== DIRECTIONS FOR THIS TASK ==
Extract and list every line that contains the word "reduced".

== DATA EXCERPTS ==
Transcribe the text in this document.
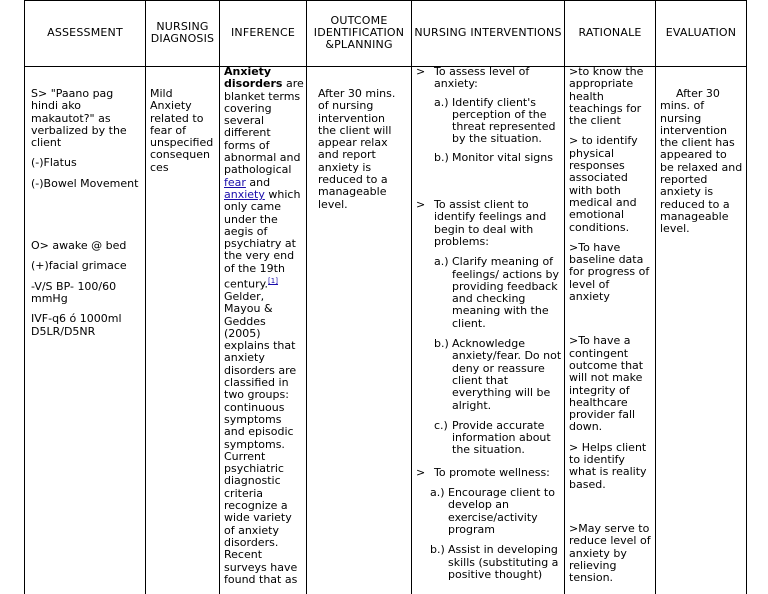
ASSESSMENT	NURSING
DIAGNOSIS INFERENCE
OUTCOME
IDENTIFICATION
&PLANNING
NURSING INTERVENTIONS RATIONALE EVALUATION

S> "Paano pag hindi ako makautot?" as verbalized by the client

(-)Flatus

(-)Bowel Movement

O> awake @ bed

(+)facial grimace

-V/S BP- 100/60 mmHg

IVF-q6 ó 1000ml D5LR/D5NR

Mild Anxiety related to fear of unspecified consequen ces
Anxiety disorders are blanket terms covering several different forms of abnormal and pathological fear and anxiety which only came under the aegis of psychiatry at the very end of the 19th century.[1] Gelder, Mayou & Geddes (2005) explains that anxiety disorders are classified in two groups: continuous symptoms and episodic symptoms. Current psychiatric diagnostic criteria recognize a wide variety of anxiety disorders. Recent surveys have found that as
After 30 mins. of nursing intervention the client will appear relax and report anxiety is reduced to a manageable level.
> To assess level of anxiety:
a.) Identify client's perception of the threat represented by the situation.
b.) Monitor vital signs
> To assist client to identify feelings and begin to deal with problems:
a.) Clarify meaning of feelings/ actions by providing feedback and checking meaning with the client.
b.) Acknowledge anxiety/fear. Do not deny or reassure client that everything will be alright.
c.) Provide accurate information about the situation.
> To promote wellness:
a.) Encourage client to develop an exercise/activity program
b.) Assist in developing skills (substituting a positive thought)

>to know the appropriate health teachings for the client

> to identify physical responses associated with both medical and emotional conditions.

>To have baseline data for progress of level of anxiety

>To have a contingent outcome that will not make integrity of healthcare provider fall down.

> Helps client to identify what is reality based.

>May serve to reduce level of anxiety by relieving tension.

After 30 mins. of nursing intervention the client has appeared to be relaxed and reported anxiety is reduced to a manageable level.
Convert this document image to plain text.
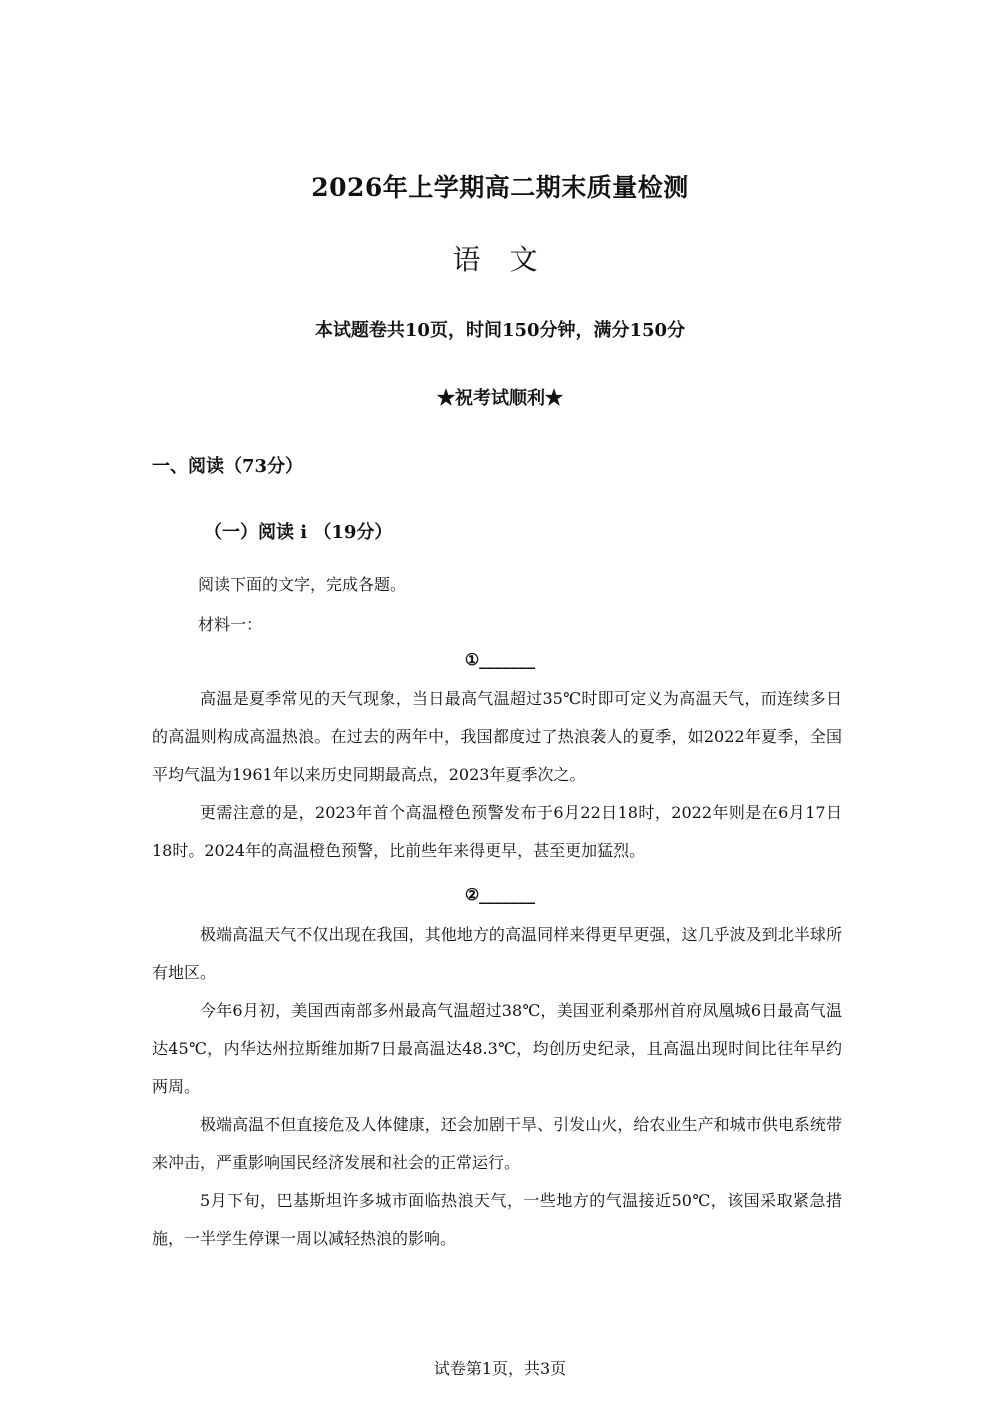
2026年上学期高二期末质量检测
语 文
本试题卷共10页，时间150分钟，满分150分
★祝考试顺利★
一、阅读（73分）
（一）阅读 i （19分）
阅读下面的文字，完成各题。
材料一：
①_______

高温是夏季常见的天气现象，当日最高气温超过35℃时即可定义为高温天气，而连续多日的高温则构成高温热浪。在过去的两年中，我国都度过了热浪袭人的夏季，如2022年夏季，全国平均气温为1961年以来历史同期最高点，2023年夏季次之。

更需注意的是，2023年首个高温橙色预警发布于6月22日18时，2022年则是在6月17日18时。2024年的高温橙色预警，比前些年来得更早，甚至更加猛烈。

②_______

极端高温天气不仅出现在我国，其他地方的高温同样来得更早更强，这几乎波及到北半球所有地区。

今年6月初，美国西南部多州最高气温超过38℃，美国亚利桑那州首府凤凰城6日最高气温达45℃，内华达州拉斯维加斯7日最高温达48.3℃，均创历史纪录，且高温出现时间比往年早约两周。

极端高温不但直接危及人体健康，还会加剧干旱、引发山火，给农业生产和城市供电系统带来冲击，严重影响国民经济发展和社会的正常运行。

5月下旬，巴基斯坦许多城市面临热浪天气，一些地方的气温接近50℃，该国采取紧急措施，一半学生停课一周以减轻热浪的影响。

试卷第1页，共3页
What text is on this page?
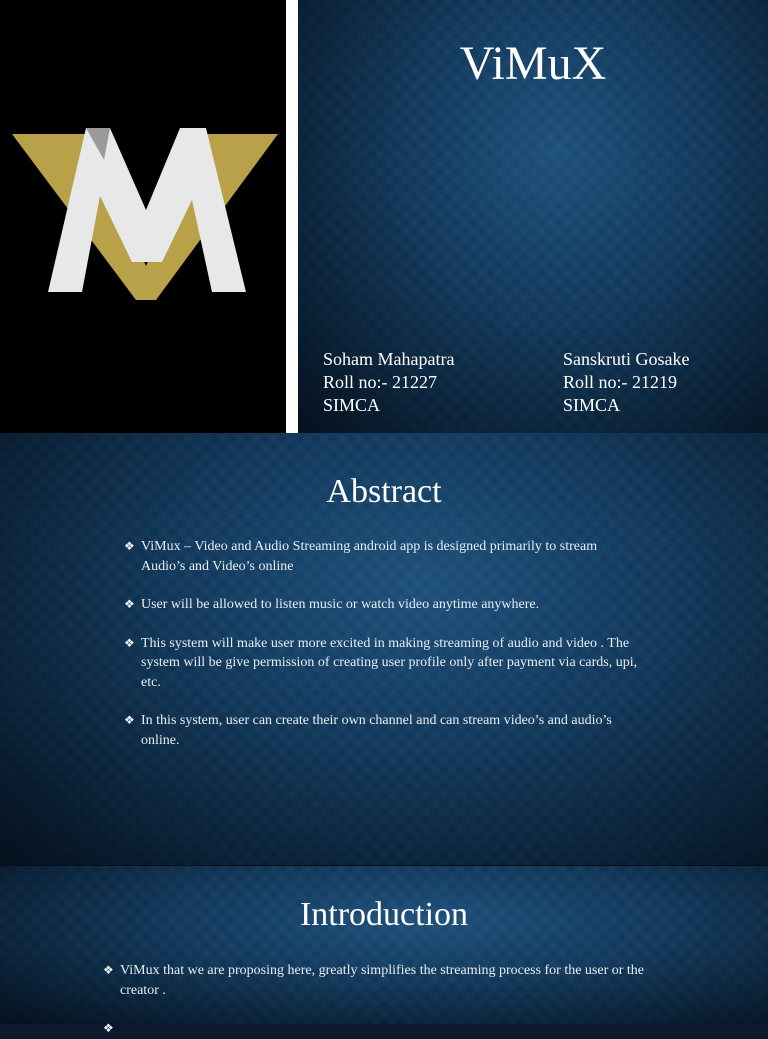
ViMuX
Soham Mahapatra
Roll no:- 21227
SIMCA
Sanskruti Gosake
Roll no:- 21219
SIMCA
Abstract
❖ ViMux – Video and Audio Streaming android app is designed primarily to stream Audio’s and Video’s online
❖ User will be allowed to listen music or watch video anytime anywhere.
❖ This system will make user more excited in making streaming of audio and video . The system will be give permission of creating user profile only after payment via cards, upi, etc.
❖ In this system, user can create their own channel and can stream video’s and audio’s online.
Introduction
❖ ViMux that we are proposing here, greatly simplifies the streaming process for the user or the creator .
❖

---

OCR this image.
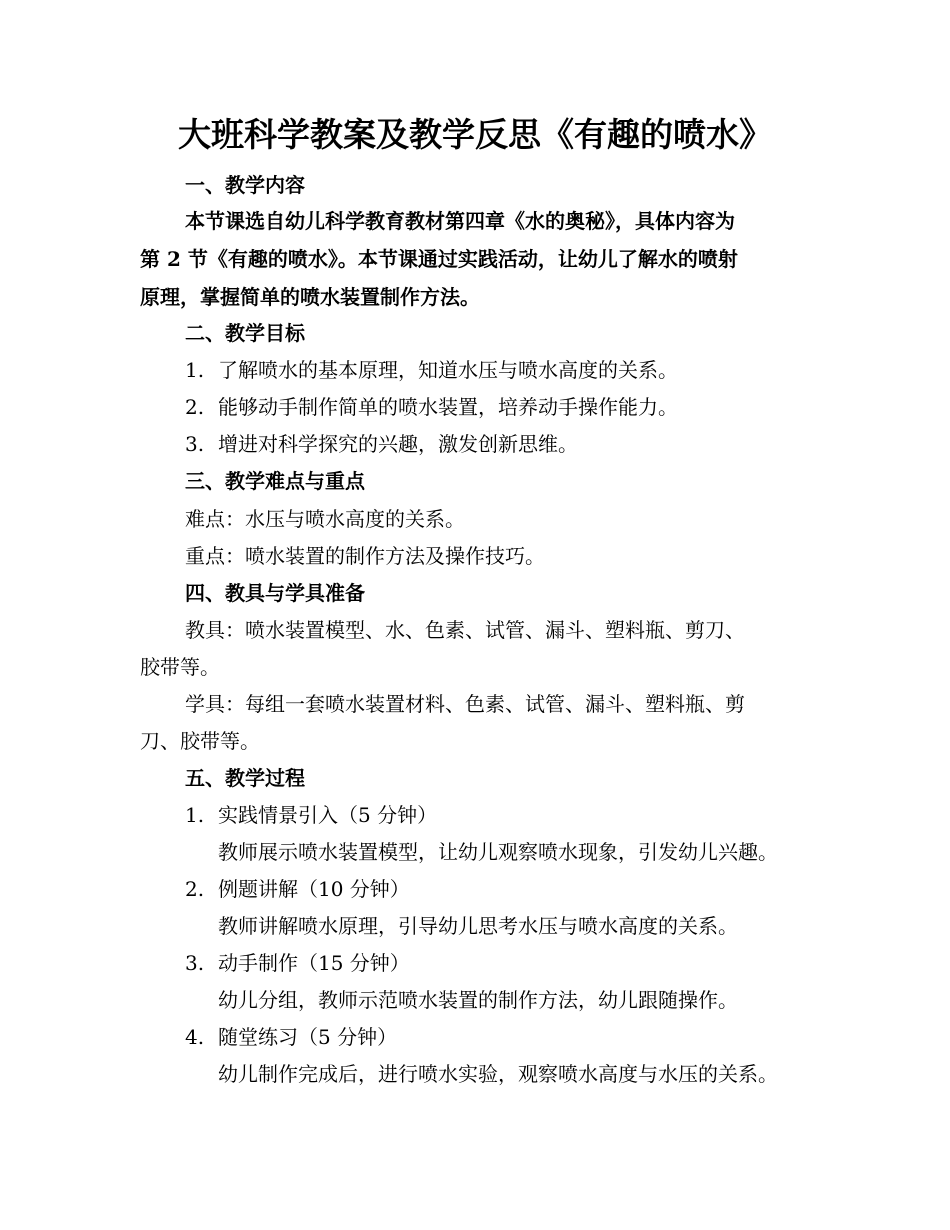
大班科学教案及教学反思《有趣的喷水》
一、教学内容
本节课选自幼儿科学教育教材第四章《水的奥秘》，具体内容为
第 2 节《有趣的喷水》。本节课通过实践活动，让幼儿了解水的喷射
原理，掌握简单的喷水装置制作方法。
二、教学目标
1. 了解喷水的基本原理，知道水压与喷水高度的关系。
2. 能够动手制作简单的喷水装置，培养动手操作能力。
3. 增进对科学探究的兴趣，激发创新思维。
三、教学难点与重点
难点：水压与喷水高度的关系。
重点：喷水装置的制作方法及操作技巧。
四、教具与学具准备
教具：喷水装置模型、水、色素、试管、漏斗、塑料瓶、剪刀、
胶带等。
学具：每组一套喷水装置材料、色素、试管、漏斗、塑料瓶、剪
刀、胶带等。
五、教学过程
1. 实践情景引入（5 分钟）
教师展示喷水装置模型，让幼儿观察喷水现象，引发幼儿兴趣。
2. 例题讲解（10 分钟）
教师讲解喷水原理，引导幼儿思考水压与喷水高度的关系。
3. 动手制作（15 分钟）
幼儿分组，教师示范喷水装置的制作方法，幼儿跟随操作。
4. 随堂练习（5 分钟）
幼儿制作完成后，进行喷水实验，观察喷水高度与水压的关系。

== COMPLETED TASK ==
After 30 mins. of nursing intervention the client will appear relax and report anxiety is reduced to a manageable level.
After 30 mins. of nursing intervention the client has appeared to be relaxed and reported anxiety is reduced to a manageable level.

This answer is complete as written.